OBJECTIVE » Give back each entry unchanged, minus pictures.

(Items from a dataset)

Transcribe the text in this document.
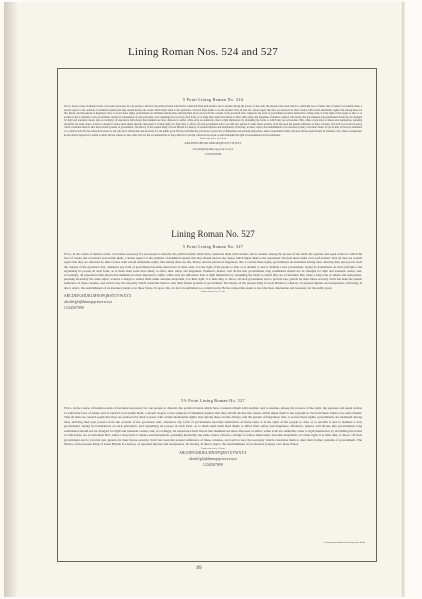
Lining Roman Nos. 524 and 527
5 Point Lining Roman No. 524
When, in the course of human events, it becomes necessary for one people to dissolve the political bands which have connected them with another, and to assume among the powers of the earth, the separate and equal station to which the laws of nature and of nature's God entitle them, a decent respect to the opinions of mankind requires that they should declare the causes which impel them to the separation. We hold these truths to be self-evident: That all men are created equal; that they are endowed by their Creator with certain inalienable rights; that among these are life, liberty, and the pursuit of happiness; that, to secure these rights, governments are instituted among men, deriving their just powers from the consent of the governed; that, whenever any form of government becomes destructive of these ends, it is the right of the people to alter or to abolish it and to institute a new government, laying its foundations on such principles, and organizing its powers in such form, as to them shall seem most likely to effect their safety and happiness. Prudence, indeed, will dictate that governments long established should not be changed for light and transient causes; and, accordingly, all experience hath shown that mankind are more disposed to suffer, while evils are sufferable, than to right themselves by abolishing the forms to which they are accustomed. But, when a long train of abuses and usurpations, pursuing invariably the same object, evinces a design to reduce them under absolute despotism, it is their right, it is their duty, to throw off such government and to provide new guards for their future security. Such has been the patient sufferance of these colonies, and such is now the necessity which constrains them to alter their former systems of government. The history of the present King of Great Britain is a history of repeated injuries and usurpations, all having, in direct object, the establishment of an absolute tyranny over these States. To prove this, let facts be submitted to a candid world. He has refused his assent to laws the most wholesome and necessary for the public good. He has forbidden his governors to pass laws of immediate and pressing importance, unless suspended in their operation till his assent should be obtained; and, when so suspended, he has utterly neglected to attend to them. He has refused to pass other laws for the accommodation of large districts of people, unless those people would relinquish the right of representation in the legislature.
Lower case a to z, 13-1.4 em
ABCDEFGHIJKLMNOPQRSTUVWXYZ
abcdefghijklmnopqrstuvwxyz
1234567890
Lining Roman No. 527
5 Point Lining Roman No. 527
When, in the course of human events, it becomes necessary for one people to dissolve the political bands which have connected them with another, and to assume, among the powers of the earth, the separate and equal station to which the laws of nature and of nature's God entitle them, a decent respect to the opinions of mankind requires that they should declare the causes which impel them to the separation. We hold these truths to be self-evident: That all men are created equal; that they are endowed by their Creator with certain inalienable rights; that among these are life, liberty, and the pursuit of happiness; that, to secure these rights, governments are instituted among men, deriving their just powers from the consent of the governed; that, whenever any form of government becomes destructive of these ends, it is the right of the people to alter or to abolish it, and to institute a new government, laying its foundations on such principles, and organizing its powers in such form, as to them shall seem most likely to effect their safety and happiness. Prudence, indeed, will dictate that governments long established should not be changed for light and transient causes; and, accordingly, all experience hath shown that mankind are more disposed to suffer, while evils are sufferable, than to right themselves by abolishing the forms to which they are accustomed. But, when a long train of abuses and usurpations, pursuing invariably the same object, evinces a design to reduce them under absolute despotism, it is their right, it is their duty, to throw off such government and to provide new guards for their future security. Such has been the patient sufferance of these colonies, and such is now the necessity which constrains them to alter their former systems of government. The history of the present King of Great Britain is a history of repeated injuries and usurpations, all having, in direct object, the establishment of an absolute tyranny over these States. To prove this, let facts be submitted to a candid world. He has refused his assent to laws the most wholesome and necessary for the public good.
Lower case a to z, 17 ems
ABCDEFGHIJKLMNOPQRSTUVWXYZ
abcdefghijklmnopqrstuvwxyz
1234567890
5½ Point Lining Roman No. 527
When, in the course of human events, it becomes necessary for one people to dissolve the political bands which have connected them with another, and to assume, among the powers of the earth, the separate and equal station to which the laws of nature and of nature's God entitle them, a decent respect to the opinions of mankind requires that they should declare the causes which impel them to the separation. We hold these truths to be self-evident: That all men are created equal; that they are endowed by their Creator with certain inalienable rights; that among these are life, liberty, and the pursuit of happiness; that, to secure these rights, governments are instituted among men, deriving their just powers from the consent of the governed; that, whenever any form of government becomes destructive of these ends, it is the right of the people to alter or to abolish it and to institute a new government, laying its foundations on such principles, and organizing its powers in such form, as to them shall seem most likely to effect their safety and happiness. Prudence, indeed, will dictate that governments long established should not be changed for light and transient causes; and, accordingly, all experience hath shown that mankind are more disposed to suffer, while evils are sufferable, than to right themselves by abolishing the forms to which they are accustomed. But, when a long train of abuses and usurpations, pursuing invariably the same object, evinces a design to reduce them under absolute despotism, it is their right, it is their duty, to throw off such government and to provide new guards for their future security. Such has been the patient sufferance of these colonies, and such is now the necessity which constrains them to alter their former systems of government. The history of the present King of Great Britain is a history of repeated injuries and usurpations, all having, in direct object, the establishment of an absolute tyranny over these States.
Lower case a to z, 18 ems
ABCDEFGHIJKLMNOPQRSTUVWXYZ
abcdefghijklmnopqrstuvwxyz
1234567890
Fourth represented with more points leads
89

EXPECTED OUTPUT »
Transcribe the text in this document.
Lining Roman Nos. 524 and 527
5 Point Lining Roman No. 524
When, in the course of human events, it becomes necessary for one people to dissolve the political bands which have connected them with another, and to assume among the powers of the earth, the separate and equal station to which the laws of nature and of nature's God entitle them, a decent respect to the opinions of mankind requires that they should declare the causes which impel them to the separation. We hold these truths to be self-evident: That all men are created equal; that they are endowed by their Creator with certain inalienable rights; that among these are life, liberty, and the pursuit of happiness; that, to secure these rights, governments are instituted among men, deriving their just powers from the consent of the governed; that, whenever any form of government becomes destructive of these ends, it is the right of the people to alter or to abolish it and to institute a new government, laying its foundations on such principles, and organizing its powers in such form, as to them shall seem most likely to effect their safety and happiness. Prudence, indeed, will dictate that governments long established should not be changed for light and transient causes; and, accordingly, all experience hath shown that mankind are more disposed to suffer, while evils are sufferable, than to right themselves by abolishing the forms to which they are accustomed. But, when a long train of abuses and usurpations, pursuing invariably the same object, evinces a design to reduce them under absolute despotism, it is their right, it is their duty, to throw off such government and to provide new guards for their future security. Such has been the patient sufferance of these colonies, and such is now the necessity which constrains them to alter their former systems of government. The history of the present King of Great Britain is a history of repeated injuries and usurpations, all having, in direct object, the establishment of an absolute tyranny over these States. To prove this, let facts be submitted to a candid world. He has refused his assent to laws the most wholesome and necessary for the public good. He has forbidden his governors to pass laws of immediate and pressing importance, unless suspended in their operation till his assent should be obtained; and, when so suspended, he has utterly neglected to attend to them. He has refused to pass other laws for the accommodation of large districts of people, unless those people would relinquish the right of representation in the legislature.
Lower case a to z, 13-1.4 em
ABCDEFGHIJKLMNOPQRSTUVWXYZ
abcdefghijklmnopqrstuvwxyz
1234567890
Lining Roman No. 527
5 Point Lining Roman No. 527
When, in the course of human events, it becomes necessary for one people to dissolve the political bands which have connected them with another, and to assume, among the powers of the earth, the separate and equal station to which the laws of nature and of nature's God entitle them, a decent respect to the opinions of mankind requires that they should declare the causes which impel them to the separation. We hold these truths to be self-evident: That all men are created equal; that they are endowed by their Creator with certain inalienable rights; that among these are life, liberty, and the pursuit of happiness; that, to secure these rights, governments are instituted among men, deriving their just powers from the consent of the governed; that, whenever any form of government becomes destructive of these ends, it is the right of the people to alter or to abolish it, and to institute a new government, laying its foundations on such principles, and organizing its powers in such form, as to them shall seem most likely to effect their safety and happiness. Prudence, indeed, will dictate that governments long established should not be changed for light and transient causes; and, accordingly, all experience hath shown that mankind are more disposed to suffer, while evils are sufferable, than to right themselves by abolishing the forms to which they are accustomed. But, when a long train of abuses and usurpations, pursuing invariably the same object, evinces a design to reduce them under absolute despotism, it is their right, it is their duty, to throw off such government and to provide new guards for their future security. Such has been the patient sufferance of these colonies, and such is now the necessity which constrains them to alter their former systems of government. The history of the present King of Great Britain is a history of repeated injuries and usurpations, all having, in direct object, the establishment of an absolute tyranny over these States. To prove this, let facts be submitted to a candid world. He has refused his assent to laws the most wholesome and necessary for the public good.
Lower case a to z, 17 ems
ABCDEFGHIJKLMNOPQRSTUVWXYZ
abcdefghijklmnopqrstuvwxyz
1234567890
5½ Point Lining Roman No. 527
When, in the course of human events, it becomes necessary for one people to dissolve the political bands which have connected them with another, and to assume, among the powers of the earth, the separate and equal station to which the laws of nature and of nature's God entitle them, a decent respect to the opinions of mankind requires that they should declare the causes which impel them to the separation. We hold these truths to be self-evident: That all men are created equal; that they are endowed by their Creator with certain inalienable rights; that among these are life, liberty, and the pursuit of happiness; that, to secure these rights, governments are instituted among men, deriving their just powers from the consent of the governed; that, whenever any form of government becomes destructive of these ends, it is the right of the people to alter or to abolish it and to institute a new government, laying its foundations on such principles, and organizing its powers in such form, as to them shall seem most likely to effect their safety and happiness. Prudence, indeed, will dictate that governments long established should not be changed for light and transient causes; and, accordingly, all experience hath shown that mankind are more disposed to suffer, while evils are sufferable, than to right themselves by abolishing the forms to which they are accustomed. But, when a long train of abuses and usurpations, pursuing invariably the same object, evinces a design to reduce them under absolute despotism, it is their right, it is their duty, to throw off such government and to provide new guards for their future security. Such has been the patient sufferance of these colonies, and such is now the necessity which constrains them to alter their former systems of government. The history of the present King of Great Britain is a history of repeated injuries and usurpations, all having, in direct object, the establishment of an absolute tyranny over these States.
Lower case a to z, 18 ems
ABCDEFGHIJKLMNOPQRSTUVWXYZ
abcdefghijklmnopqrstuvwxyz
1234567890
Fourth represented with more points leads
89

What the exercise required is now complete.